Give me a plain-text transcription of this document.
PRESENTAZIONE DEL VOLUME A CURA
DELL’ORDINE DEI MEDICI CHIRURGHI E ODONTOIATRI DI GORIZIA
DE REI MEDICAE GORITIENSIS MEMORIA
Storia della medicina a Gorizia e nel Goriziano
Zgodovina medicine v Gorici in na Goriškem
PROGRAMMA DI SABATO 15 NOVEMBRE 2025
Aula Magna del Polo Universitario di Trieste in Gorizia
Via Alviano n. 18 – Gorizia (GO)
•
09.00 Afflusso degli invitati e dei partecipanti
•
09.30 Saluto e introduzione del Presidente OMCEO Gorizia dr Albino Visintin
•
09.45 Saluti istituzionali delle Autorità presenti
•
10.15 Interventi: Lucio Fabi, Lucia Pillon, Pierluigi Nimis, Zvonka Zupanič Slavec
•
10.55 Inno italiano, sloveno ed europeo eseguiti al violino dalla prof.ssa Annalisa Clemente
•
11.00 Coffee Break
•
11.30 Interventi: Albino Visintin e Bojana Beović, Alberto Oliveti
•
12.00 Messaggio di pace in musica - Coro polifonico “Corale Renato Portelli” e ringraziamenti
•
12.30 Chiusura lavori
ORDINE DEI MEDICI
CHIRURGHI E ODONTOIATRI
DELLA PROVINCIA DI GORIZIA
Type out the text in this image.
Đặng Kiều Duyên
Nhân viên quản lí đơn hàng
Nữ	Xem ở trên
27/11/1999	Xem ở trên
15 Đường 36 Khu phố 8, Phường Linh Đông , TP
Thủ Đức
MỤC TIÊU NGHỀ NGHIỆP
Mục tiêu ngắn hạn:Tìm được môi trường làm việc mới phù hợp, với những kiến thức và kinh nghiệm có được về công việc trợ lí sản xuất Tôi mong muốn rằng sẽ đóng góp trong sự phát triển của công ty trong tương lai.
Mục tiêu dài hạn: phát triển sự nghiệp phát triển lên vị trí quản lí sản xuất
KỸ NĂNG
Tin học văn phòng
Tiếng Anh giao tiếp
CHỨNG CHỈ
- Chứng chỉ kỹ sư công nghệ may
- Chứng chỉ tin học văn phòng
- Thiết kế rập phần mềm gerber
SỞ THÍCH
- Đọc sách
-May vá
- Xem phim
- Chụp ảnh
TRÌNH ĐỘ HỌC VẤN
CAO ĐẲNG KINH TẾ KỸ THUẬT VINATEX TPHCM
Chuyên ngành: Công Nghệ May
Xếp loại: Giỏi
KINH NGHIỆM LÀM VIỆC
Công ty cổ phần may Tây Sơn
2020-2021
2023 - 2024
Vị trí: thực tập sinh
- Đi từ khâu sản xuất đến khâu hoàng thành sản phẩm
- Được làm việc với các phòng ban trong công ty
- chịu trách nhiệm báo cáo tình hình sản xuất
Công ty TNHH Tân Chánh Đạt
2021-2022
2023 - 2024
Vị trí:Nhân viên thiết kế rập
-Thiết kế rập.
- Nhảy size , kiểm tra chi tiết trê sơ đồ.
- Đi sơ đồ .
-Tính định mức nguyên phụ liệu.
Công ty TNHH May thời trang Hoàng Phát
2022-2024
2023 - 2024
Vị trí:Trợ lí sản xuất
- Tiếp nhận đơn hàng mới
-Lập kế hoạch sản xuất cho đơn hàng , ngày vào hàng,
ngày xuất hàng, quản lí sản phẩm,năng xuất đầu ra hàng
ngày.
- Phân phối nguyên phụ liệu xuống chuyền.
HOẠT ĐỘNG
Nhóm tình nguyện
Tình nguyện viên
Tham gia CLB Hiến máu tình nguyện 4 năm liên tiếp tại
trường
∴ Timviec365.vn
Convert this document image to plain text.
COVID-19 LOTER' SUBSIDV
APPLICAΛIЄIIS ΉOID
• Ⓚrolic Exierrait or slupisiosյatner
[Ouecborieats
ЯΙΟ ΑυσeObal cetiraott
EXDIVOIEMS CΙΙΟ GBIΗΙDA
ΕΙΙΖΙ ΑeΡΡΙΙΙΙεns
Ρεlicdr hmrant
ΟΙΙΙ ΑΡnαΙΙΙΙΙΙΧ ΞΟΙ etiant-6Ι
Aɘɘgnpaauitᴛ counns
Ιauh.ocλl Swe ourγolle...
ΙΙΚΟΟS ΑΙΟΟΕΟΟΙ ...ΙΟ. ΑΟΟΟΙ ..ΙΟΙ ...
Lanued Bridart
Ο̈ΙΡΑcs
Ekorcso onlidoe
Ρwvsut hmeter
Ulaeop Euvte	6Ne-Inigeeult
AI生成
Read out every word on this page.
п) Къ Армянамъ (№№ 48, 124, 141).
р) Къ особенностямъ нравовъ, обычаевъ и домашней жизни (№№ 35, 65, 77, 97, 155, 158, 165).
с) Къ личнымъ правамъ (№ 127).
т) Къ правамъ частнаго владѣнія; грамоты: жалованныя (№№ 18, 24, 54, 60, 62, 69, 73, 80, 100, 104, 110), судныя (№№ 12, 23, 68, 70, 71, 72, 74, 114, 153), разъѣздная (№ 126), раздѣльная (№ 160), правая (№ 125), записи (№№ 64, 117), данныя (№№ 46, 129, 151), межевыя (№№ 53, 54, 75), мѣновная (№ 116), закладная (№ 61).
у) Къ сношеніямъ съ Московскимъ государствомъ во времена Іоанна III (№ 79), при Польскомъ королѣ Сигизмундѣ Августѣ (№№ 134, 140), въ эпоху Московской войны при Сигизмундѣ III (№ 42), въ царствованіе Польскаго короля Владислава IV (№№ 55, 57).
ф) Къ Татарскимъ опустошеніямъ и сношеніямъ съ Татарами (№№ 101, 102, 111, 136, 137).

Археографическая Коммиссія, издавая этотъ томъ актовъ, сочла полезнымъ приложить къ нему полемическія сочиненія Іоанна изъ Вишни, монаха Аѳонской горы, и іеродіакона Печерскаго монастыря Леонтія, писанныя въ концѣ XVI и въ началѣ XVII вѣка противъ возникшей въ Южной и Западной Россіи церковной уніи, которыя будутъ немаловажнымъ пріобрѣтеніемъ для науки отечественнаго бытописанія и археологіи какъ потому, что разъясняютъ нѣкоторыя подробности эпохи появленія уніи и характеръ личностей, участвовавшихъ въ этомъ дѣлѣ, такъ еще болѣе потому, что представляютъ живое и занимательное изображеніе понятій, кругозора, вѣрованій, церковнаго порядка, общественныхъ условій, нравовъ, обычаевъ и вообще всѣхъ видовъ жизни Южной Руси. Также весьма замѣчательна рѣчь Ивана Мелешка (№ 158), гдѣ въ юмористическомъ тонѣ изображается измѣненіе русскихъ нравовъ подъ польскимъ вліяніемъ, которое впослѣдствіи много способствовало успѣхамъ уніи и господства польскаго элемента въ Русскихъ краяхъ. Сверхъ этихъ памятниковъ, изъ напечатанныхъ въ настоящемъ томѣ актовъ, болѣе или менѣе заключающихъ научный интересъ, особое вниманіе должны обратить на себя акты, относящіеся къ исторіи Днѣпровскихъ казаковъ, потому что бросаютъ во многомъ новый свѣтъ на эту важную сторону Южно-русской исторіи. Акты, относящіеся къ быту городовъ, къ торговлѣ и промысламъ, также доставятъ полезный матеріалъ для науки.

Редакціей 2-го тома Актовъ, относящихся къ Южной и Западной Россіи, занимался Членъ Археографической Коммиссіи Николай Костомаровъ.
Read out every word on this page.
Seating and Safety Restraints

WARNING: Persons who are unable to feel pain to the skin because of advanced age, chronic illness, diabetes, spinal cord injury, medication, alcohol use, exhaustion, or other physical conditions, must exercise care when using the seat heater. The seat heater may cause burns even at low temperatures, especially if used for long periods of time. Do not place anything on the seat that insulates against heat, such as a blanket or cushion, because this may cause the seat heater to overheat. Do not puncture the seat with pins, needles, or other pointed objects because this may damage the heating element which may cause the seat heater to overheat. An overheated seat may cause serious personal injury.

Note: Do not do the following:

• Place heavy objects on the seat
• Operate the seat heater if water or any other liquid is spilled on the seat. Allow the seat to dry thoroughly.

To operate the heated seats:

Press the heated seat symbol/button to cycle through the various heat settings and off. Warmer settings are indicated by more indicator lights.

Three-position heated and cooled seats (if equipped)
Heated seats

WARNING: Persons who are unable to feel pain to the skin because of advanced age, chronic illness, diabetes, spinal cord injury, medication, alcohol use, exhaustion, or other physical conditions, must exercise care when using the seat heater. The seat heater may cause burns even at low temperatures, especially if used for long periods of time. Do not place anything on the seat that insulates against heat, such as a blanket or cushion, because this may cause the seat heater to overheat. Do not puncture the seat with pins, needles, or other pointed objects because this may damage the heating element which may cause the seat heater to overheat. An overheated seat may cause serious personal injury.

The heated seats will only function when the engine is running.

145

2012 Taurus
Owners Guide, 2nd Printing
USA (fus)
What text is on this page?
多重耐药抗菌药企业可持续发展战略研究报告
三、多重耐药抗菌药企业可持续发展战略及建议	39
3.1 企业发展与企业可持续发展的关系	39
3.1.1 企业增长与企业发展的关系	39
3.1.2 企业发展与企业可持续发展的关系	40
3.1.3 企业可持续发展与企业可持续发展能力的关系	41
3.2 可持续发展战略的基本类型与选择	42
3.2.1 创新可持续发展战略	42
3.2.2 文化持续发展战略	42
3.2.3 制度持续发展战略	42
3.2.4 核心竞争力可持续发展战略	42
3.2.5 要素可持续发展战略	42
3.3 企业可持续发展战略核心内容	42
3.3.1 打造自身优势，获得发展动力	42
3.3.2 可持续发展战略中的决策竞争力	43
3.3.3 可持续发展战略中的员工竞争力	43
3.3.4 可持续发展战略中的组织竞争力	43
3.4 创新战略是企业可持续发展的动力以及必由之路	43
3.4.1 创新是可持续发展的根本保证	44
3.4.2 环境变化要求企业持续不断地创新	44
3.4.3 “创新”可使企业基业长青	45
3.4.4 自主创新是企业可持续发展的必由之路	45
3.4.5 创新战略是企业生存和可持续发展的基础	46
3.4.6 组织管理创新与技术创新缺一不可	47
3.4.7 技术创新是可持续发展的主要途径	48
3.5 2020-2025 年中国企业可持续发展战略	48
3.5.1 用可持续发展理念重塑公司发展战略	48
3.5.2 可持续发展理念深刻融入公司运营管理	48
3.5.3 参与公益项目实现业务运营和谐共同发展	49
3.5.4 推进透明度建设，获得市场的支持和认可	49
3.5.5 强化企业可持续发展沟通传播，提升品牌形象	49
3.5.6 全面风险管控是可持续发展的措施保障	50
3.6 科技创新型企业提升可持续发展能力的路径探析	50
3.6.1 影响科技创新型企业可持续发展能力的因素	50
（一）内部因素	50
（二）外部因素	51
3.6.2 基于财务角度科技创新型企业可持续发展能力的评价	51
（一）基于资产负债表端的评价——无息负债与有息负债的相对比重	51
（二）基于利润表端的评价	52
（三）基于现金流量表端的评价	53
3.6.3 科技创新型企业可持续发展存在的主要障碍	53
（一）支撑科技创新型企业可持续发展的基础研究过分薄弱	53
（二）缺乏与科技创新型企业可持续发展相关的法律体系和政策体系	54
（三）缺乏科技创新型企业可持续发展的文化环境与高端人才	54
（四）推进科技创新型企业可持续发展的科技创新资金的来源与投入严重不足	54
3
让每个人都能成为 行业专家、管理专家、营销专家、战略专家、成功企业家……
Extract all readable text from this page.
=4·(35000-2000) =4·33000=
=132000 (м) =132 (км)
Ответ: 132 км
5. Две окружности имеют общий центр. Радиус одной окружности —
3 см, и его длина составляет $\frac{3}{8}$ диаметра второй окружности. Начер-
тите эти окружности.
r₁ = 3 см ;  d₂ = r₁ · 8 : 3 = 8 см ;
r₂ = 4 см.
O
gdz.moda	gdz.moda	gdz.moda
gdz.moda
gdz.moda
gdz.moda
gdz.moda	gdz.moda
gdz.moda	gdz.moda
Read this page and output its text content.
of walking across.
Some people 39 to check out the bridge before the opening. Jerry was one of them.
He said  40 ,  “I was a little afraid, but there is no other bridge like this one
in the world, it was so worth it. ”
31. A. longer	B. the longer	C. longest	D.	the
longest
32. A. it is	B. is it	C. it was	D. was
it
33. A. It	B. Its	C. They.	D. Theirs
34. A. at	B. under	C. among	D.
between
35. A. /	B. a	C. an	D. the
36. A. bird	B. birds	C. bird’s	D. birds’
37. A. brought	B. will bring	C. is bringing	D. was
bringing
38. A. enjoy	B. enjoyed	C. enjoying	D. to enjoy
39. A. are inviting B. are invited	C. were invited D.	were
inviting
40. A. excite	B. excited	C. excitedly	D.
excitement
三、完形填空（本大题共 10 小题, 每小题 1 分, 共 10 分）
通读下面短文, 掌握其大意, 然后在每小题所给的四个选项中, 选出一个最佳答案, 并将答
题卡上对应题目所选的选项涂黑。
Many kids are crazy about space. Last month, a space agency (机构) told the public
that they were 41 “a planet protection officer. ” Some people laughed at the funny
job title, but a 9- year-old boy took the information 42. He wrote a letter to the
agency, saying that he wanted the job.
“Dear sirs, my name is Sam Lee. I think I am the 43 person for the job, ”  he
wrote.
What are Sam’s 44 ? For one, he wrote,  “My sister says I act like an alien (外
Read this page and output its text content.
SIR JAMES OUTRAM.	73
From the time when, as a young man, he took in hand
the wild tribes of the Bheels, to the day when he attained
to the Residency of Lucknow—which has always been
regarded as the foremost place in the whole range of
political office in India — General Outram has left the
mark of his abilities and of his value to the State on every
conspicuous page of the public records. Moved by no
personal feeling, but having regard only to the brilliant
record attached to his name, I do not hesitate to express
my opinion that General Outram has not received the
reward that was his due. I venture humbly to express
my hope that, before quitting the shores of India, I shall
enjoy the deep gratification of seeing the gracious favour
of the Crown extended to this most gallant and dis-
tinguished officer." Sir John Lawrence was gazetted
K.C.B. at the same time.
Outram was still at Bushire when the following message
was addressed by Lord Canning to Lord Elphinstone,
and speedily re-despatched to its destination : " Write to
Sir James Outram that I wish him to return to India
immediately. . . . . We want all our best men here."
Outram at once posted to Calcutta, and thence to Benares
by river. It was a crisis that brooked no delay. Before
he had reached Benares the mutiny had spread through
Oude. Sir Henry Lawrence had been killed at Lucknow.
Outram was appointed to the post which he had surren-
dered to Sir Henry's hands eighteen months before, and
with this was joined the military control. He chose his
◇ ◇ ◇ ◇ ◇ ◇ ◇
**Problem to work on:** Work out how many lines above contain the word "Россіи". Give only the number.

**Exercise response:** 2